### Requirement A
In the forum thread on tube amps below, how long ago did the blindfolded test with the reviewer friend take place?
### Requirement B
Check each statement against the forum thread on tube amps below. Mark each yes or no and quote the deciding words. (i) The first poster still hears lush tones and a warm glow in most tube amps today. (ii) The reviewer friend kept failing the blind test. (iii) The last poster has some experience with Jadis Electronics.
### Requirement C
Please carry on the forum thread on tube amps below, picking up after its final sentence.

Page excerpt below:

Why don’t tube amps sound like tubes anymore?


When I hear the latest tube amps I’m more reminded of what a solid state amp sounds like than what I remember a tube amp once sounded like. I say that, with most tube amps I hear today, but not all. Gone seems to be the lush tones, warm glow and natural harmonics I used to hear. What I hear is more of a thoroughbred, faster, sharper sound when I listen to a modern tube design today. Then why use tubes?
hiendmmoe
At the beginning only two words define this hobby :High Fidelity .  Amplifiers overall are getting better SS or Tubes the good ones at least are getting closer to that simple goal: high fidelity .A good tube amp and A good tube solid state  should not sound different  when they are properly matched to adequate loudspeakers .  Speakers and amps worked together.The thing is we have been all misled with adjectives with no technical  meaning . In fact, when amplifiers get rid of their specifics distorsions they  should sound closer to each other. A good friend of mine actually a reviewer got foul many times when I made him enter my music room blindfolded  while he was always claiming that  he could make the difference right away between SS and Tube.  He kept failing the blind test.This was more than 15 years ago.  Nothing really new.  There  are numbers of amplifiers reviewers rave about because the metal work look good or because they can be used as welding machine  but not that great in  playing music .That why blind tests have been always discredited by the pundits .  Even the sweetest Beard monoblocs( 12E L84 per side  what a great amp by the way on  the Quad) were not enough to  make him guess right more than one in three.  Comparing new gear side by side in our own system ,changing one gear at a time would  clear ours minds from the refrain « BEST AMPLIFIER EVER MADE «   until next one comes for 10K more  and if it  is a tube it is likely an old design of the RCA manual revisited now.at 30k a Piece  With better cap  , better transformer or resistors very little engineering .
@mozart fan.
Well Paul, I have no experience with what you call a "JOR" integrated amp nor have I ever heard of such. I do have some with Jadis Electronics however. (Unless you are using JOR as an abbreviation for a Jadis amp? Jadis uses numbers to describe their integrateds however so I’m thrown)

End of Page excerpt.
Given data below:

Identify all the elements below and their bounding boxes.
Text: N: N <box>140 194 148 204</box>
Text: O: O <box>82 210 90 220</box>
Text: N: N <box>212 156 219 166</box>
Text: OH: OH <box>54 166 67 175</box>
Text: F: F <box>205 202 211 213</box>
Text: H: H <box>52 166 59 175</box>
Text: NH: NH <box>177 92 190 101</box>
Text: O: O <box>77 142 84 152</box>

End of Given data.

### Task result A
More than 15 years ago.

### Task result B
(i) No: "Gone seems to be the lush tones, warm glow and natural harmonics I used to hear."
(ii) Yes: "He kept failing the blind test."
(iii) Yes: "I do have some with Jadis Electronics however."

### Task result C
Jadis, as a company, relied on a good bit of distortion to produce "beautiful music". They mostly run in class A. . One thing about Jadis if I recall correctly, is that its "source resistance" could run quite constant. Of course, much of this has to do with whatever loud speakers one is using. A Jadis, as a for instance or for any tube manufacture doing so, could never run with an ss amp to replicate tonal balance over a more complete spectrum even with similar resistive loads.

So why are most tubed amps cheaper to make? In other words with what I was trying to explain with my above blather, the "midranges" are where the magic occurs for most people and if doing that, the manufacture is saving a lot of money. Concentrate on that as an amp manufacturer, and you could sell a lot of amps.

I know of tube amps costing 150K. Price points for gear seem to go beyond materials used but in order to measure "neutral" throughout the audio spectrum, that cost money and might be actually cheaper to do with transistors. ARC comes to mind with much of their stuff in the 5 figure range even with tubes.
I am wondering if you have ever heard a single ended ss amp running in class A. As scattered a statement as what I’m about to type, single ended stuff just sounds "more correct" to me. Would be interested in what you hear in this regard.

Lou
@Mozart Fan. Oh, you were talking about the Jadis Orchestra Reference.
That’s after my time Paul so I cannot speak with any authority on this unit.
Manufacturers change their sonic signature from time to time. You now make me curious of what Jadis is offering these days.
I have heard sometime ago that the reason older tube amps sound so tubey is due to higher levels of distortion when compared to newer designs. Anyone care to agree or disagree?
I have heard sometime ago that the reason older tube amps sound so tubey is due to higher levels of distortion when compared to newer designs.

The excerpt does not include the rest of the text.